**What the task asks**: Could you format everything in the listing from the line containing "Detect and localize" down to the line containing "review-body-line: product, since" as a numbered list, leaving out any blank lines?

**Stored rows**:
--- BEGIN ---
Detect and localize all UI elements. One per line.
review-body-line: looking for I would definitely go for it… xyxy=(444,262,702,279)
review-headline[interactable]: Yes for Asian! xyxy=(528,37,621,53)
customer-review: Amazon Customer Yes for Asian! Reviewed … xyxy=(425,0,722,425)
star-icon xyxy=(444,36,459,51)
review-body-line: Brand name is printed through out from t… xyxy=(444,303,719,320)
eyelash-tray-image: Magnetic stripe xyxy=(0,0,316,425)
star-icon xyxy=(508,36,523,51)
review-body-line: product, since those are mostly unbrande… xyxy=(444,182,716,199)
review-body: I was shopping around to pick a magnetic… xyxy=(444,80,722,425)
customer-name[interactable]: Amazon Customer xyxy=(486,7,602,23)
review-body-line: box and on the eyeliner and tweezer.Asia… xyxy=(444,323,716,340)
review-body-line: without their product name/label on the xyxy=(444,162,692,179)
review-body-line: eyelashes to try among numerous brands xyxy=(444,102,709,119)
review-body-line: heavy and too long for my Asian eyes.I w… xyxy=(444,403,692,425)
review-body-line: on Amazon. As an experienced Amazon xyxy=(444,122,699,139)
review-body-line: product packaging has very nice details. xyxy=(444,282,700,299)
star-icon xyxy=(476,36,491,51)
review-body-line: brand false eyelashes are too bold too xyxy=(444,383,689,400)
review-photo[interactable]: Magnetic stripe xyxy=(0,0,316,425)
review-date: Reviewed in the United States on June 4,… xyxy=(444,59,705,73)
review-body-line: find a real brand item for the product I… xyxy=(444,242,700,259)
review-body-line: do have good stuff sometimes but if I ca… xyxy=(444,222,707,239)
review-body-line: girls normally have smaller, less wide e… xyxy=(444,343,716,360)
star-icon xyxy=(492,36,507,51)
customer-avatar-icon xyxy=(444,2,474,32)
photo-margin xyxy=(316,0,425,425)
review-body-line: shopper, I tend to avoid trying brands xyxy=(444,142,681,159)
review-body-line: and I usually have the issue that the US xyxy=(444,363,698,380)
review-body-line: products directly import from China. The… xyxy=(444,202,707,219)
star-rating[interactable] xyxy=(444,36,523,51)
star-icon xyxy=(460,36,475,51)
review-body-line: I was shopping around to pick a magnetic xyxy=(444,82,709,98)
--- END ---
--- BEGIN ---
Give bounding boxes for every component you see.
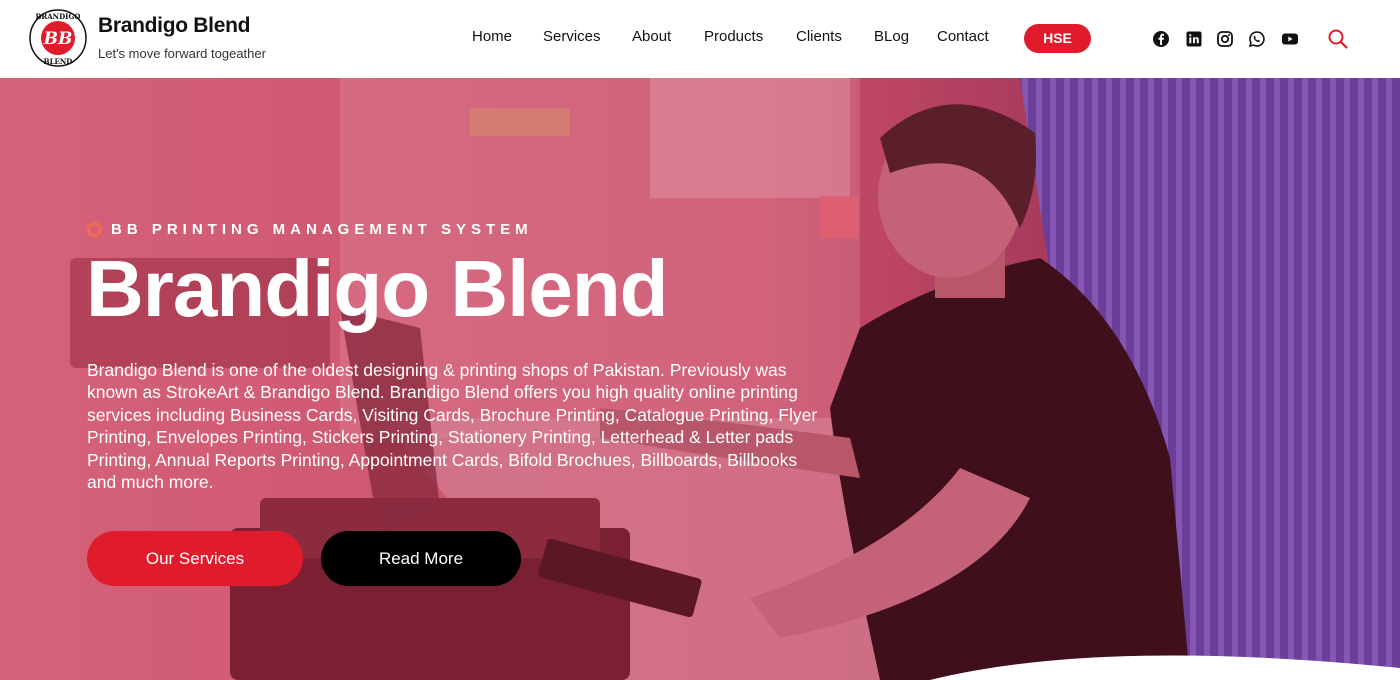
--- END ---
**The answer**:
1. Detect and localize all UI elements. One per line.
2. review-body-line: looking for I would definitely go for it… xyxy=(444,262,702,279)
3. review-headline[interactable]: Yes for Asian! xyxy=(528,37,621,53)
4. customer-review: Amazon Customer Yes for Asian! Reviewed … xyxy=(425,0,722,425)
5. star-icon xyxy=(444,36,459,51)
6. review-body-line: Brand name is printed through out from t… xyxy=(444,303,719,320)
7. eyelash-tray-image: Magnetic stripe xyxy=(0,0,316,425)
8. star-icon xyxy=(508,36,523,51)
9. review-body-line: product, since those are mostly unbrande… xyxy=(444,182,716,199)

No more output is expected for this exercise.